- [What you need to do]: Copy each line with the word "page" in it.

(Dataset entries)
::::::
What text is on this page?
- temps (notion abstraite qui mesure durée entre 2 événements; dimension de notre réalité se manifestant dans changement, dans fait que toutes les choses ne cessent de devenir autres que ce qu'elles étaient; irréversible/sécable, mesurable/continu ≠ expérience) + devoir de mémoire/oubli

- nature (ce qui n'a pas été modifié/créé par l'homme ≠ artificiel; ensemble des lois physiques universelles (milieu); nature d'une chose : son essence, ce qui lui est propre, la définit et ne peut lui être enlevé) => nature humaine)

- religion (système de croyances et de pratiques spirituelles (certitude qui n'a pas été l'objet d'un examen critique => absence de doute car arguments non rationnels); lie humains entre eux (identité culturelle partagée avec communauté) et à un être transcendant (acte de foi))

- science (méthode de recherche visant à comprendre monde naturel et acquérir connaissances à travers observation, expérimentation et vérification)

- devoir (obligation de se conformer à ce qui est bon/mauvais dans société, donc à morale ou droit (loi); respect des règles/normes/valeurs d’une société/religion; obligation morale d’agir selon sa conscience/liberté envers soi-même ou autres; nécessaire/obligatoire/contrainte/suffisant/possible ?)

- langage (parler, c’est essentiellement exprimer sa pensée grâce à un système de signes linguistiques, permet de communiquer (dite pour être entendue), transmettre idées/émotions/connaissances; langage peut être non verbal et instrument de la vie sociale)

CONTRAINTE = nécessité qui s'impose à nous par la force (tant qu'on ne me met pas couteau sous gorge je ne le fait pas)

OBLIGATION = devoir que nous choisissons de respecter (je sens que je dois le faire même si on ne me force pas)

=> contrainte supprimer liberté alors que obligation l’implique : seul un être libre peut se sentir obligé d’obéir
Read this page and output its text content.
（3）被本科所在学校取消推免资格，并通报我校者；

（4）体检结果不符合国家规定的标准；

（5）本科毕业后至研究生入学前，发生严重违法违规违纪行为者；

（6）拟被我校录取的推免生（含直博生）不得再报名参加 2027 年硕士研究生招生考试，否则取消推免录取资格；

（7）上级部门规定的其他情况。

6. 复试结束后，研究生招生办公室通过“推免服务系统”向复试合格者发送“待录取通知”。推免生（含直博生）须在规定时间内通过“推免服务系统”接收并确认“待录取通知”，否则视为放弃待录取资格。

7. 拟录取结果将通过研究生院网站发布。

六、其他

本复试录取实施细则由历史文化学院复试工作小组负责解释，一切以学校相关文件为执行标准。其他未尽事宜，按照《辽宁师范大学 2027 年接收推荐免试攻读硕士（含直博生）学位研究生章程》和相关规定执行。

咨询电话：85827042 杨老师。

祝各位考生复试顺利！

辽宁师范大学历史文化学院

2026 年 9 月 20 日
::::::
- [Result of the exercise]:
What text is on this page?
Read this page and output its text content.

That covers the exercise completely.